Work to be completed
Could you set down the full passage about taking an opportunity head on, word for word?

Grant: I think the number one thing that I learned in my professional life was never be afraid to take advantage of an opportunity. Or rather, be afraid to take advantage of an opportunity because it's hard not to be scared witless but don't let that stop you. I remember when I worked at THX I was a licensing engineer charged with blowing up loudspeakers, amplifiers, surround sound controllers and then reporting back to the manufacturers telling them what their deficiencies were. Again and Don and Nelson came in and said "You know what, Grant? There's an opening at Industrial Light and Magic in the model shop. There's a guy there named Jon Foreman who does electronics for the movies — miniature light bulbs in buildings in space ships and robots. You know what, this is all stuff we know that you can do, do you want to do it?"

"I don't know, do you think I can do something like that?"


At the time I was employed full time at THX and I was like, gosh, what do I do? In my adult life I hadn't had many sleepless nights but that was certainly one of them. I said "Okay, let me think about it, I have talk to my boss." So I went to Monica Dashwood who was general manager of THX at the time. "Monica, what do I do? I have this great opportunity but I don't want to let you guys down here. I've got a great job as an engineer, it's very stable." And she's like "Look Grant, this is what I always do. If you have the opportunity to do something cool that may never come again — DO IT." So I was "Okay, I'll need a two week leave of absence," and nine years later I was still working at ILM. So that's my piece of advice, don't' be afraid to meet opportunity head on.

Stored entries listing:
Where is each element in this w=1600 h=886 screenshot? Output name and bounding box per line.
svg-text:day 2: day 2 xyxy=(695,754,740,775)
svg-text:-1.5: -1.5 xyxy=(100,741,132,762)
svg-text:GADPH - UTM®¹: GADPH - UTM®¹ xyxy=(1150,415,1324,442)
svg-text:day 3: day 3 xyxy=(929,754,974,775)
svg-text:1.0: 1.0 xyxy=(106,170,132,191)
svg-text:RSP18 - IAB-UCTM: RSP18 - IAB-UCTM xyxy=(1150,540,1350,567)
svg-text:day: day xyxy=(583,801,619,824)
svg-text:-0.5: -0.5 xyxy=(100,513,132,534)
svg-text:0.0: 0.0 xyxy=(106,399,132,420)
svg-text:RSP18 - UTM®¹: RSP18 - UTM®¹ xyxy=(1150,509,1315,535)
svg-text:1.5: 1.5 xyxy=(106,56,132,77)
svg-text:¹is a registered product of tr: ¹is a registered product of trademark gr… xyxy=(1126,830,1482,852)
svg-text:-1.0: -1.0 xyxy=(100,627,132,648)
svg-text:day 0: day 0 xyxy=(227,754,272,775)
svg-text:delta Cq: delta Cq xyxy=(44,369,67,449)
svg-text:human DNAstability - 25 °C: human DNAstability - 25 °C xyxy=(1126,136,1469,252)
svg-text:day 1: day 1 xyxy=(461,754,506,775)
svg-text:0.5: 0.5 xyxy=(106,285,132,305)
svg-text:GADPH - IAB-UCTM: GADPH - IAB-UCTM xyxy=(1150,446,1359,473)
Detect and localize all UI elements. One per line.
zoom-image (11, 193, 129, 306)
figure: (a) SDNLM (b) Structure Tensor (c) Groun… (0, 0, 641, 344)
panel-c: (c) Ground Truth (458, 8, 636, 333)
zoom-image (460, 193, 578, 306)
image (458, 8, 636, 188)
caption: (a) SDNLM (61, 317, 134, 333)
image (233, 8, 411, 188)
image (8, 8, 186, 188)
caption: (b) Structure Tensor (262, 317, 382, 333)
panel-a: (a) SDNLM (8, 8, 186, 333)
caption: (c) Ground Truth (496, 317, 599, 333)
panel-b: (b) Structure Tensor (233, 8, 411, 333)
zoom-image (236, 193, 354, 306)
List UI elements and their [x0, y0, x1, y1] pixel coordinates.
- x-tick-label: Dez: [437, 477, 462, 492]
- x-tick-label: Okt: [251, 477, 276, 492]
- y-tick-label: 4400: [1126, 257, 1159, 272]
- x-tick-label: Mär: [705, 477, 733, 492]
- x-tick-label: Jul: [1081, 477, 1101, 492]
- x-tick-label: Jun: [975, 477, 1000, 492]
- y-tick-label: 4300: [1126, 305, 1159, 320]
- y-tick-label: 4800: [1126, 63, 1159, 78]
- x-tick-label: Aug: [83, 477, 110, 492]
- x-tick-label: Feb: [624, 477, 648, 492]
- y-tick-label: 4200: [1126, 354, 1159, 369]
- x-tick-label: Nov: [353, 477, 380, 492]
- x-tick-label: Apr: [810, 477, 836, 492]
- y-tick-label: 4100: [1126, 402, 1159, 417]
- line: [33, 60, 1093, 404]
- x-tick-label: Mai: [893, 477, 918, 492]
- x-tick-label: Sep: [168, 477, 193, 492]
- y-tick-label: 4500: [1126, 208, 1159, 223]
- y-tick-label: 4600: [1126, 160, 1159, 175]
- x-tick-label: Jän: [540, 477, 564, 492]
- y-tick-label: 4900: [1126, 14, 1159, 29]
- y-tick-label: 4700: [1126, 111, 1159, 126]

Written reply
Grant: I think the number one thing that I learned in my professional life was never be afraid to take advantage of an opportunity. Or rather, be afraid to take advantage of an opportunity because it's hard not to be scared witless but don't let that stop you. I remember when I worked at THX I was a licensing engineer charged with blowing up loudspeakers, amplifiers, surround sound controllers and then reporting back to the manufacturers telling them what their deficiencies were. Again and Don and Nelson came in and said "You know what, Grant? There's an opening at Industrial Light and Magic in the model shop. There's a guy there named Jon Foreman who does electronics for the movies — miniature light bulbs in buildings in space ships and robots. You know what, this is all stuff we know that you can do, do you want to do it?"

"I don't know, do you think I can do something like that?"


At the time I was employed full time at THX and I was like, gosh, what do I do? In my adult life I hadn't had many sleepless nights but that was certainly one of them. I said "Okay, let me think about it, I have talk to my boss." So I went to Monica Dashwood who was general manager of THX at the time. "Monica, what do I do? I have this great opportunity but I don't want to let you guys down here. I've got a great job as an engineer, it's very stable." And she's like "Look Grant, this is what I always do. If you have the opportunity to do something cool that may never come again — DO IT." So I was "Okay, I'll need a two week leave of absence," and nine years later I was still working at ILM. So that's my piece of advice, don't' be afraid to meet opportunity head on.